(Data items)
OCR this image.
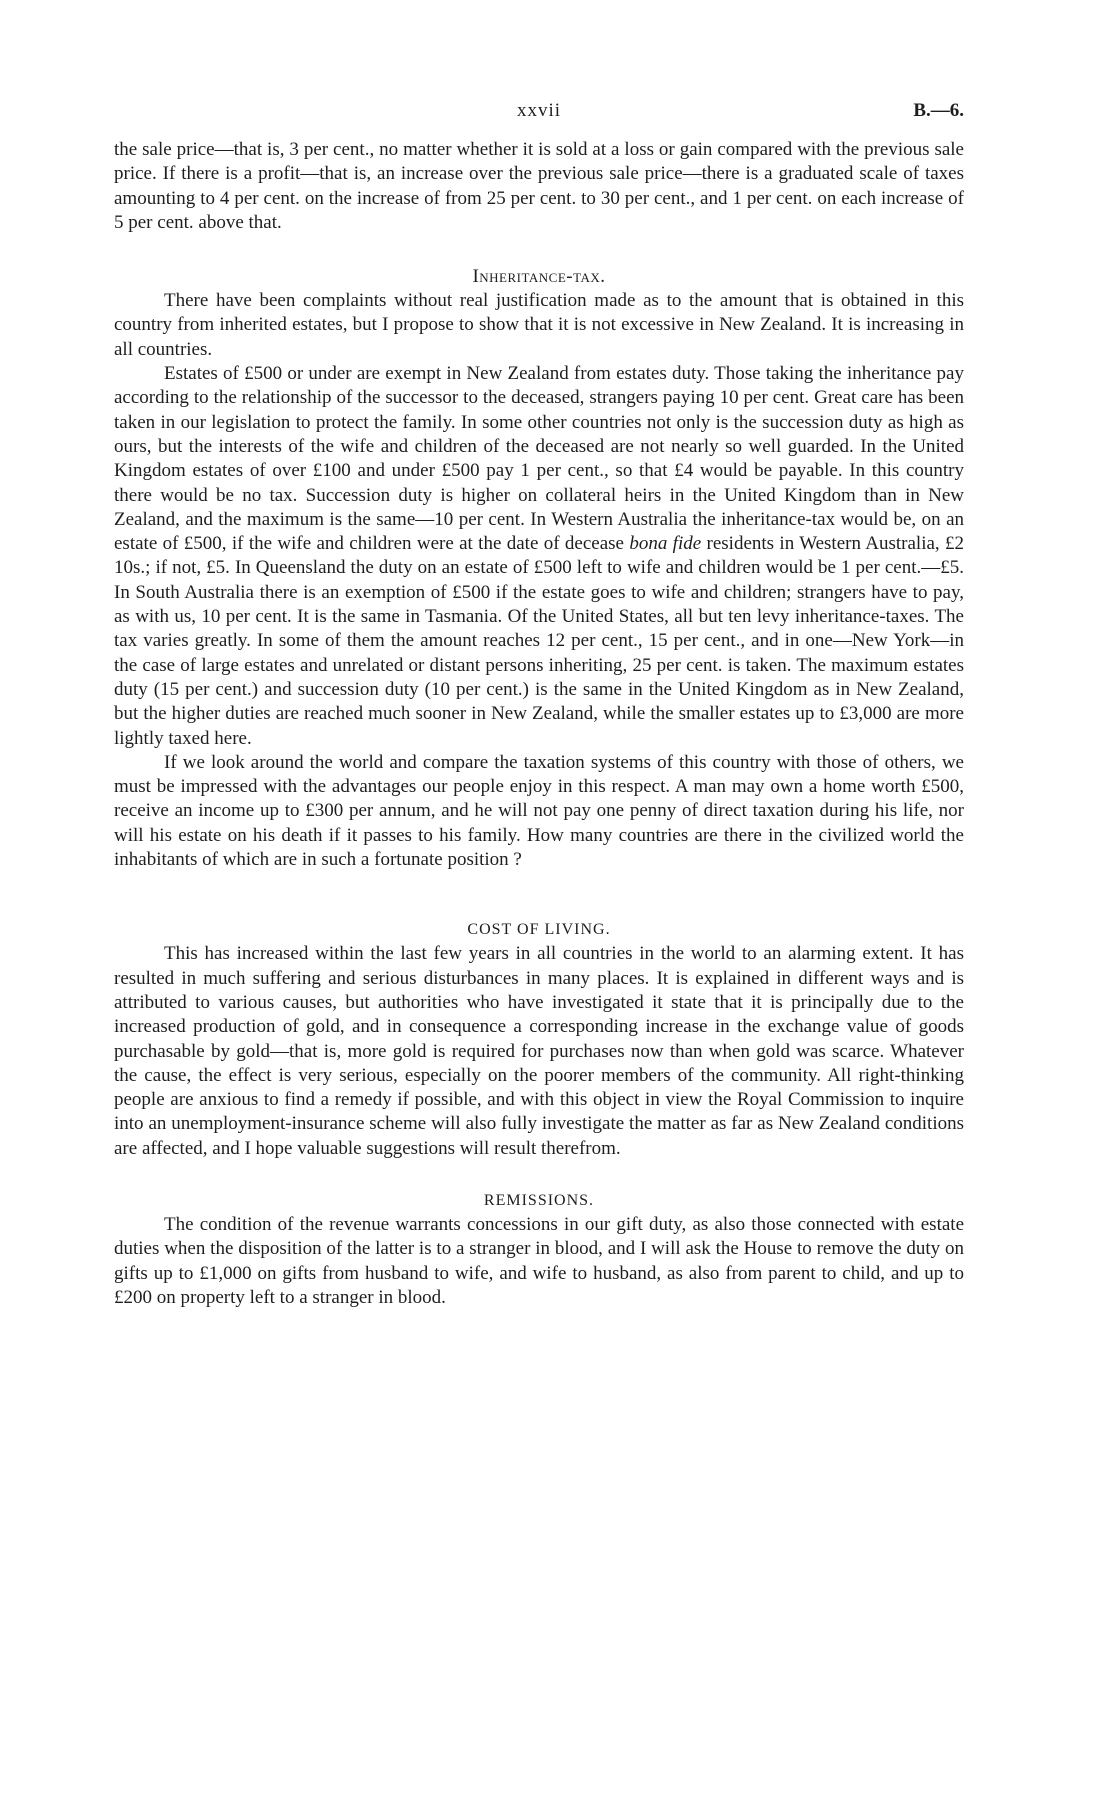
xxvii	B.—6.

the sale price—that is, 3 per cent., no matter whether it is sold at a loss or gain compared with the previous sale price. If there is a profit—that is, an increase over the previous sale price—there is a graduated scale of taxes amounting to 4 per cent. on the increase of from 25 per cent. to 30 per cent., and 1 per cent. on each increase of 5 per cent. above that.

Inheritance-tax.

There have been complaints without real justification made as to the amount that is obtained in this country from inherited estates, but I propose to show that it is not excessive in New Zealand. It is increasing in all countries.

Estates of £500 or under are exempt in New Zealand from estates duty. Those taking the inheritance pay according to the relationship of the successor to the deceased, strangers paying 10 per cent. Great care has been taken in our legislation to protect the family. In some other countries not only is the succession duty as high as ours, but the interests of the wife and children of the deceased are not nearly so well guarded. In the United Kingdom estates of over £100 and under £500 pay 1 per cent., so that £4 would be payable. In this country there would be no tax. Succession duty is higher on collateral heirs in the United Kingdom than in New Zealand, and the maximum is the same—10 per cent. In Western Australia the inheritance-tax would be, on an estate of £500, if the wife and children were at the date of decease bona fide residents in Western Australia, £2 10s.; if not, £5. In Queensland the duty on an estate of £500 left to wife and children would be 1 per cent.—£5. In South Australia there is an exemption of £500 if the estate goes to wife and children; strangers have to pay, as with us, 10 per cent. It is the same in Tasmania. Of the United States, all but ten levy inheritance-taxes. The tax varies greatly. In some of them the amount reaches 12 per cent., 15 per cent., and in one—New York—in the case of large estates and unrelated or distant persons inheriting, 25 per cent. is taken. The maximum estates duty (15 per cent.) and succession duty (10 per cent.) is the same in the United Kingdom as in New Zealand, but the higher duties are reached much sooner in New Zealand, while the smaller estates up to £3,000 are more lightly taxed here.

If we look around the world and compare the taxation systems of this country with those of others, we must be impressed with the advantages our people enjoy in this respect. A man may own a home worth £500, receive an income up to £300 per annum, and he will not pay one penny of direct taxation during his life, nor will his estate on his death if it passes to his family. How many countries are there in the civilized world the inhabitants of which are in such a fortunate position ?

COST OF LIVING.

This has increased within the last few years in all countries in the world to an alarming extent. It has resulted in much suffering and serious disturbances in many places. It is explained in different ways and is attributed to various causes, but authorities who have investigated it state that it is principally due to the increased production of gold, and in consequence a corresponding increase in the exchange value of goods purchasable by gold—that is, more gold is required for purchases now than when gold was scarce. Whatever the cause, the effect is very serious, especially on the poorer members of the community. All right-thinking people are anxious to find a remedy if possible, and with this object in view the Royal Commission to inquire into an unemployment-insurance scheme will also fully investigate the matter as far as New Zealand conditions are affected, and I hope valuable suggestions will result therefrom.

REMISSIONS.

The condition of the revenue warrants concessions in our gift duty, as also those connected with estate duties when the disposition of the latter is to a stranger in blood, and I will ask the House to remove the duty on gifts up to £1,000 on gifts from husband to wife, and wife to husband, as also from parent to child, and up to £200 on property left to a stranger in blood.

**WHAT YOU ARE ASKED TO DO:**
Give every line above again exactly, with no pictures.

**THE COMPLETED TASK:**
OCR this image.
xxvii	B.—6.

the sale price—that is, 3 per cent., no matter whether it is sold at a loss or gain compared with the previous sale price. If there is a profit—that is, an increase over the previous sale price—there is a graduated scale of taxes amounting to 4 per cent. on the increase of from 25 per cent. to 30 per cent., and 1 per cent. on each increase of 5 per cent. above that.

Inheritance-tax.

There have been complaints without real justification made as to the amount that is obtained in this country from inherited estates, but I propose to show that it is not excessive in New Zealand. It is increasing in all countries.

Estates of £500 or under are exempt in New Zealand from estates duty. Those taking the inheritance pay according to the relationship of the successor to the deceased, strangers paying 10 per cent. Great care has been taken in our legislation to protect the family. In some other countries not only is the succession duty as high as ours, but the interests of the wife and children of the deceased are not nearly so well guarded. In the United Kingdom estates of over £100 and under £500 pay 1 per cent., so that £4 would be payable. In this country there would be no tax. Succession duty is higher on collateral heirs in the United Kingdom than in New Zealand, and the maximum is the same—10 per cent. In Western Australia the inheritance-tax would be, on an estate of £500, if the wife and children were at the date of decease bona fide residents in Western Australia, £2 10s.; if not, £5. In Queensland the duty on an estate of £500 left to wife and children would be 1 per cent.—£5. In South Australia there is an exemption of £500 if the estate goes to wife and children; strangers have to pay, as with us, 10 per cent. It is the same in Tasmania. Of the United States, all but ten levy inheritance-taxes. The tax varies greatly. In some of them the amount reaches 12 per cent., 15 per cent., and in one—New York—in the case of large estates and unrelated or distant persons inheriting, 25 per cent. is taken. The maximum estates duty (15 per cent.) and succession duty (10 per cent.) is the same in the United Kingdom as in New Zealand, but the higher duties are reached much sooner in New Zealand, while the smaller estates up to £3,000 are more lightly taxed here.

If we look around the world and compare the taxation systems of this country with those of others, we must be impressed with the advantages our people enjoy in this respect. A man may own a home worth £500, receive an income up to £300 per annum, and he will not pay one penny of direct taxation during his life, nor will his estate on his death if it passes to his family. How many countries are there in the civilized world the inhabitants of which are in such a fortunate position ?

COST OF LIVING.

This has increased within the last few years in all countries in the world to an alarming extent. It has resulted in much suffering and serious disturbances in many places. It is explained in different ways and is attributed to various causes, but authorities who have investigated it state that it is principally due to the increased production of gold, and in consequence a corresponding increase in the exchange value of goods purchasable by gold—that is, more gold is required for purchases now than when gold was scarce. Whatever the cause, the effect is very serious, especially on the poorer members of the community. All right-thinking people are anxious to find a remedy if possible, and with this object in view the Royal Commission to inquire into an unemployment-insurance scheme will also fully investigate the matter as far as New Zealand conditions are affected, and I hope valuable suggestions will result therefrom.

REMISSIONS.

The condition of the revenue warrants concessions in our gift duty, as also those connected with estate duties when the disposition of the latter is to a stranger in blood, and I will ask the House to remove the duty on gifts up to £1,000 on gifts from husband to wife, and wife to husband, as also from parent to child, and up to £200 on property left to a stranger in blood.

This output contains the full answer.